- [Task data]
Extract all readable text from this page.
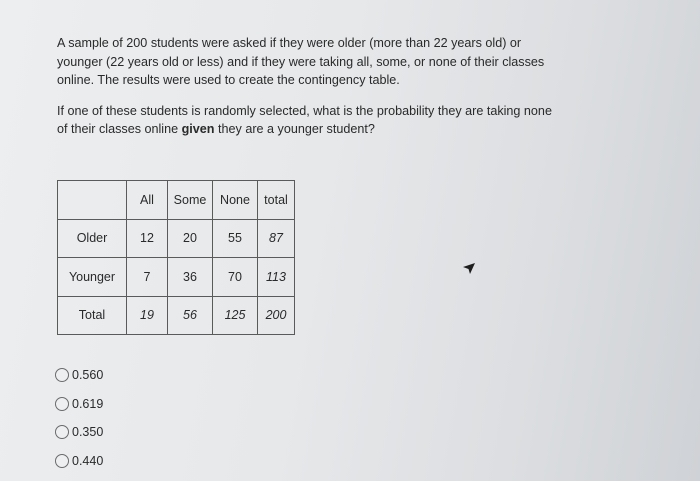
A sample of 200 students were asked if they were older (more than 22 years old) or younger (22 years old or less) and if they were taking all, some, or none of their classes online. The results were used to create the contingency table.

If one of these students is randomly selected, what is the probability they are taking none of their classes online given they are a younger student?

	All	Some	None	total
Older	12	20	55	87
Younger	7	36	70	113
Total	19	56	125	200
0.560
0.619
0.350
0.440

- [Set exercise]
Identify each line of the material where the word "they" shows up, and copy it.

- [Output]
A sample of 200 students were asked if they were older (more than 22 years old) or younger (22 years old or less) and if they were taking all, some, or none of their classes online. The results were used to create the contingency table.
If one of these students is randomly selected, what is the probability they are taking none of their classes online given they are a younger student?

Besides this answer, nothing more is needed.